### REQUIRED TASK
From the listing below, pull each line that includes "所以PO".

## START MATERIAL

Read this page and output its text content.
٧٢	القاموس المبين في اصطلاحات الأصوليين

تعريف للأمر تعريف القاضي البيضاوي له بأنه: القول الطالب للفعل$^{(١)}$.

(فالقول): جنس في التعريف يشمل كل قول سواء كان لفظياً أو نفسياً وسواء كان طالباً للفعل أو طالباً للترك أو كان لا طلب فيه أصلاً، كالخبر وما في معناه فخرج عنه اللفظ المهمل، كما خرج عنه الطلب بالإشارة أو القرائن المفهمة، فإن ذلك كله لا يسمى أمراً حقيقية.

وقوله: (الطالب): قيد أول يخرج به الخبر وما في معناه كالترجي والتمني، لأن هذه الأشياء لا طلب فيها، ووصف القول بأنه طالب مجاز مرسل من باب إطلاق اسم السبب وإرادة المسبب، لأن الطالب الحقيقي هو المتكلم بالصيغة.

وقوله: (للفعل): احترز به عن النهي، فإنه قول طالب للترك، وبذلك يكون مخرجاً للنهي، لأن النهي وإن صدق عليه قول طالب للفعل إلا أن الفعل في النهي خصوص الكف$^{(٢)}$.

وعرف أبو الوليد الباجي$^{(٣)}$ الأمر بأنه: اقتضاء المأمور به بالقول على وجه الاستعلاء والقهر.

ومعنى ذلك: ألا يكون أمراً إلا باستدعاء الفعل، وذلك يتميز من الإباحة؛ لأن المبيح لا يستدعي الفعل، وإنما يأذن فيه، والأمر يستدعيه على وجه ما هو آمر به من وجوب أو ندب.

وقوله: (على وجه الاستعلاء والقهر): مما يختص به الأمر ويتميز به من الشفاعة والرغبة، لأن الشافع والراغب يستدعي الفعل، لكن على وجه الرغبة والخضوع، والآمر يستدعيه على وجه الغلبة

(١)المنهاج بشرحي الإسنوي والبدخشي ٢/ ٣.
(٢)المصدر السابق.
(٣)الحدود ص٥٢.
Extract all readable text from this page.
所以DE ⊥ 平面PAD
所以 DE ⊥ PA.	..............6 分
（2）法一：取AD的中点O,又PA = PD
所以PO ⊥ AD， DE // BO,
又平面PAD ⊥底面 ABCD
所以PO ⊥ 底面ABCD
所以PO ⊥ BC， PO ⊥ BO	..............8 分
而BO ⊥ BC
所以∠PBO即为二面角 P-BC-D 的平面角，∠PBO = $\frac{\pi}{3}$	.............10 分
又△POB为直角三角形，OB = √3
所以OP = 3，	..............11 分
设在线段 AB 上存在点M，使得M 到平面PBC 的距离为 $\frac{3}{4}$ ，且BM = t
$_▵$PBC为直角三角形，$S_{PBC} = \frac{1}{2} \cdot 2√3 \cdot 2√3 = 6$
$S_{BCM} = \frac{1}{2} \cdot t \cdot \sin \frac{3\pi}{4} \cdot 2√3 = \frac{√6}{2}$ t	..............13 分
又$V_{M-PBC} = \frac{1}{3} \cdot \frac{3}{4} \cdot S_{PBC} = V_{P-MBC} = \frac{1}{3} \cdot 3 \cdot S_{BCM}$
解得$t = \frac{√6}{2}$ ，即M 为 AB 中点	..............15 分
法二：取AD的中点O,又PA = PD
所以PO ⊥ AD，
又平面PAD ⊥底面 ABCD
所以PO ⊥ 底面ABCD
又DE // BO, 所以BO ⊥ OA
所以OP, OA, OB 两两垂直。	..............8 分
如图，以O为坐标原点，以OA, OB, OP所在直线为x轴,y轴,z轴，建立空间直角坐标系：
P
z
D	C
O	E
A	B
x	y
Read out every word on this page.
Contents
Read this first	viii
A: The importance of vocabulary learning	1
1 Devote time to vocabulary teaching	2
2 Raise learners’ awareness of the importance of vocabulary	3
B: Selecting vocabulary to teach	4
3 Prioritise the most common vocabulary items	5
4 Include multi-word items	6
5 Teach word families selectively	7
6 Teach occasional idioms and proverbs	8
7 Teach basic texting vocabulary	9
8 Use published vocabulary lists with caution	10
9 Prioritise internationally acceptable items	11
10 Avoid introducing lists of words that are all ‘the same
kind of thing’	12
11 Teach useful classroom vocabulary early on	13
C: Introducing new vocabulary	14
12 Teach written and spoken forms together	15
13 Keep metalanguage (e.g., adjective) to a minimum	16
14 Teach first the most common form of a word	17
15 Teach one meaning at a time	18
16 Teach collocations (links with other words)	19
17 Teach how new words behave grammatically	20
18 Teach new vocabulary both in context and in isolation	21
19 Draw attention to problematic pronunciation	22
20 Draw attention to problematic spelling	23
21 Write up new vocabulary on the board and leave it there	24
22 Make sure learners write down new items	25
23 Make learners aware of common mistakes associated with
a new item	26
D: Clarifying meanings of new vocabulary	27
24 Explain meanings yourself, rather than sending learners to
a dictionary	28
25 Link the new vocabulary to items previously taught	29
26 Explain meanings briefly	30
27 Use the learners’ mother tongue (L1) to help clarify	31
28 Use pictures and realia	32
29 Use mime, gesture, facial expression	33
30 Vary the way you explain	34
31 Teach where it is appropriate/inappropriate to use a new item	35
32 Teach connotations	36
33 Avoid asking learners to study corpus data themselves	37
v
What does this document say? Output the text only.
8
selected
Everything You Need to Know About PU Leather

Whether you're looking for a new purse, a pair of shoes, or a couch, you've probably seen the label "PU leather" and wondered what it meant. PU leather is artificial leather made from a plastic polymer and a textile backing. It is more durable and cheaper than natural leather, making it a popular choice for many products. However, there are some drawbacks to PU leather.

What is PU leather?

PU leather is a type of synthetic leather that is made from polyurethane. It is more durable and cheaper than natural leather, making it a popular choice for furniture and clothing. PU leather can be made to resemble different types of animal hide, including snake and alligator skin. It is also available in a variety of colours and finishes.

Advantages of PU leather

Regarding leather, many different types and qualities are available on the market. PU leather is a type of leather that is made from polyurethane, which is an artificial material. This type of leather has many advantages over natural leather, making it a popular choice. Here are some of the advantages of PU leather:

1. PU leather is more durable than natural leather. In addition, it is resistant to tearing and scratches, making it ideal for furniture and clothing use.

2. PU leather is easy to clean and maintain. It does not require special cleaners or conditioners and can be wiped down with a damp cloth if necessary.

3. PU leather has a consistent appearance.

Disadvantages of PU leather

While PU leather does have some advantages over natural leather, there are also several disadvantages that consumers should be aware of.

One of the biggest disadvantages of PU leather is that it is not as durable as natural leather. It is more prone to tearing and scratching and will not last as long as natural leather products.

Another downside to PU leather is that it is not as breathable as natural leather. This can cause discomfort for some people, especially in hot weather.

## END MATERIAL

### SOLVED PROBLEM
所以PO ⊥ AD， DE // BO,
所以PO ⊥ 底面ABCD
所以PO ⊥ BC， PO ⊥ BO	..............8 分
所以PO ⊥ AD，
所以PO ⊥ 底面ABCD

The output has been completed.